Output each line exactly as it appears, skipping any embedded picture.

> [DATA SUPPLIED]

##############################

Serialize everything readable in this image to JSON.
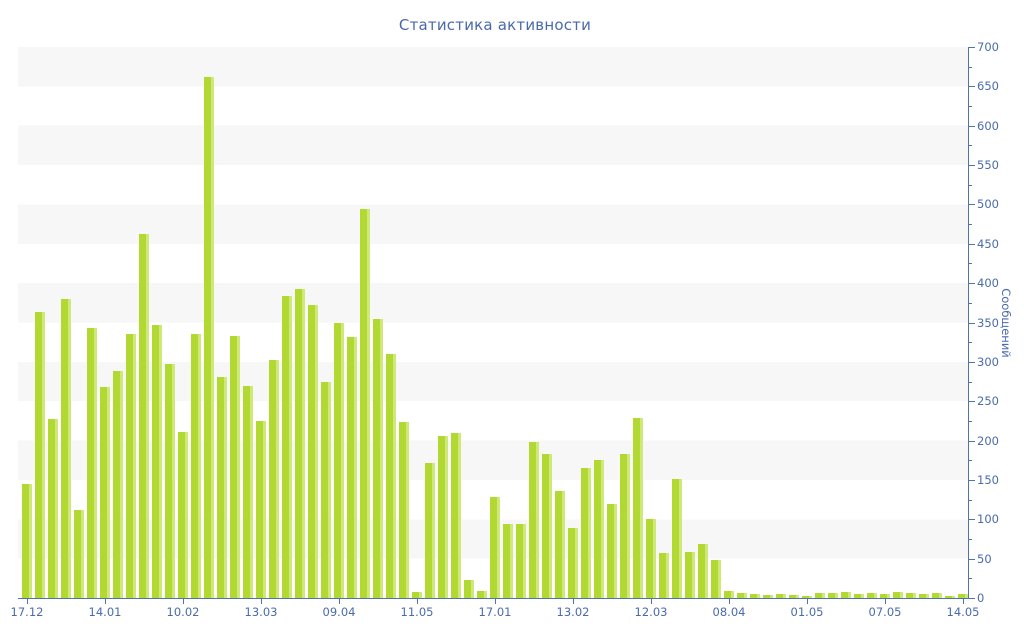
{
  "title": "Статистика активности",
  "chart_data": {
    "type": "bar",
    "title": "Статистика активности",
    "xlabel": "",
    "ylabel": "Сообщений",
    "ylim": [
      0,
      700
    ],
    "y_major_tick_step": 50,
    "y_minor_tick_step": 25,
    "y_axis_side": "right",
    "grid": "alternating horizontal gray bands every 50 units",
    "legend": "none",
    "bar_count": 73,
    "x_tick_labels": [
      "17.12",
      "14.01",
      "10.02",
      "13.03",
      "09.04",
      "11.05",
      "17.01",
      "13.02",
      "12.03",
      "08.04",
      "01.05",
      "07.05",
      "14.05"
    ],
    "x_tick_every_n_bars": 6,
    "values": [
      145,
      363,
      227,
      380,
      112,
      343,
      268,
      289,
      336,
      463,
      347,
      297,
      211,
      335,
      662,
      281,
      333,
      269,
      225,
      302,
      384,
      393,
      372,
      275,
      349,
      331,
      494,
      355,
      310,
      224,
      8,
      171,
      206,
      210,
      23,
      9,
      128,
      94,
      94,
      198,
      183,
      136,
      89,
      165,
      175,
      119,
      183,
      229,
      100,
      57,
      151,
      58,
      69,
      48,
      9,
      6,
      5,
      4,
      5,
      4,
      3,
      6,
      7,
      8,
      5,
      6,
      5,
      8,
      6,
      5,
      6,
      3,
      5
    ]
  },
  "colors": {
    "bar": "#b2d832",
    "bar_highlight": "#cfe87a",
    "axis_line": "#5272ae",
    "tick_label": "#4a6bae",
    "title": "#4a68ad",
    "stripe": "#f7f7f8",
    "background": "#ffffff"
  }
}
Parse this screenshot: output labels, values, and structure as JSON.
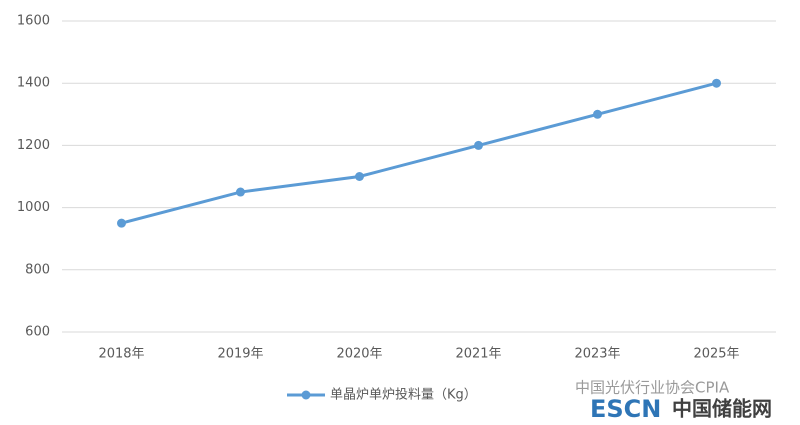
{
  "chart_data": {
    "type": "line",
    "categories": [
      "2018年",
      "2019年",
      "2020年",
      "2021年",
      "2023年",
      "2025年"
    ],
    "series": [
      {
        "name": "单晶炉单炉投料量（Kg）",
        "color": "#5b9bd5",
        "values": [
          950,
          1050,
          1100,
          1200,
          1300,
          1400
        ]
      }
    ],
    "ylim": [
      600,
      1600
    ],
    "yticks": [
      600,
      800,
      1000,
      1200,
      1400,
      1600
    ],
    "grid": true,
    "legend": "bottom",
    "annotations": [
      "中国光伏行业协会CPIA",
      "ESCN",
      "中国储能网"
    ]
  }
}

##############################

> [RESULT FOR THIS TASK]
Serialize everything readable in this image to JSON.
{
  "title": "Статистика активности",
  "chart_data": {
    "type": "bar",
    "title": "Статистика активности",
    "xlabel": "",
    "ylabel": "Сообщений",
    "ylim": [
      0,
      700
    ],
    "y_major_tick_step": 50,
    "y_minor_tick_step": 25,
    "y_axis_side": "right",
    "grid": "alternating horizontal gray bands every 50 units",
    "legend": "none",
    "bar_count": 73,
    "x_tick_labels": [
      "17.12",
      "14.01",
      "10.02",
      "13.03",
      "09.04",
      "11.05",
      "17.01",
      "13.02",
      "12.03",
      "08.04",
      "01.05",
      "07.05",
      "14.05"
    ],
    "x_tick_every_n_bars": 6,
    "values": [
      145,
      363,
      227,
      380,
      112,
      343,
      268,
      289,
      336,
      463,
      347,
      297,
      211,
      335,
      662,
      281,
      333,
      269,
      225,
      302,
      384,
      393,
      372,
      275,
      349,
      331,
      494,
      355,
      310,
      224,
      8,
      171,
      206,
      210,
      23,
      9,
      128,
      94,
      94,
      198,
      183,
      136,
      89,
      165,
      175,
      119,
      183,
      229,
      100,
      57,
      151,
      58,
      69,
      48,
      9,
      6,
      5,
      4,
      5,
      4,
      3,
      6,
      7,
      8,
      5,
      6,
      5,
      8,
      6,
      5,
      6,
      3,
      5
    ]
  },
  "colors": {
    "bar": "#b2d832",
    "bar_highlight": "#cfe87a",
    "axis_line": "#5272ae",
    "tick_label": "#4a6bae",
    "title": "#4a68ad",
    "stripe": "#f7f7f8",
    "background": "#ffffff"
  }
}
Parse this screenshot: output labels, values, and structure as JSON.
{
  "chart_data": {
    "type": "line",
    "categories": [
      "2018年",
      "2019年",
      "2020年",
      "2021年",
      "2023年",
      "2025年"
    ],
    "series": [
      {
        "name": "单晶炉单炉投料量（Kg）",
        "color": "#5b9bd5",
        "values": [
          950,
          1050,
          1100,
          1200,
          1300,
          1400
        ]
      }
    ],
    "ylim": [
      600,
      1600
    ],
    "yticks": [
      600,
      800,
      1000,
      1200,
      1400,
      1600
    ],
    "grid": true,
    "legend": "bottom",
    "annotations": [
      "中国光伏行业协会CPIA",
      "ESCN",
      "中国储能网"
    ]
  }
}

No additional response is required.